[Records from a data source]
»»

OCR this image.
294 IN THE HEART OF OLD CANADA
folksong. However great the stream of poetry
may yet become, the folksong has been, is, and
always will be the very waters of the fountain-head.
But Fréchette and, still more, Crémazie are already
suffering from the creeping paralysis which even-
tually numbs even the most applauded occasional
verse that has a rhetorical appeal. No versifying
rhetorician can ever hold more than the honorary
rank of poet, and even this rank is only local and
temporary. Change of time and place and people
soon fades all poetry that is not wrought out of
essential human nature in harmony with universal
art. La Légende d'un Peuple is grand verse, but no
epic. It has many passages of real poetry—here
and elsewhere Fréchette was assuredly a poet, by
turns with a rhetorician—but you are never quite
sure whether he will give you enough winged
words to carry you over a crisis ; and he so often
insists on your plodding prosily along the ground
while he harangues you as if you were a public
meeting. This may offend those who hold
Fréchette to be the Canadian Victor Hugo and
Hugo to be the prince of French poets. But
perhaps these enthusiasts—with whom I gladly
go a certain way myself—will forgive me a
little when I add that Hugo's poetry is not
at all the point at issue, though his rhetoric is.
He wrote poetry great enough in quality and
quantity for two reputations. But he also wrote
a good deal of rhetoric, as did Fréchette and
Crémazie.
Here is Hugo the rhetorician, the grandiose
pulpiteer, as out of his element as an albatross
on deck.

««

Make a list of all lines in the data that contain "great".

folksong. However great the stream of poetry
He wrote poetry great enough in quality and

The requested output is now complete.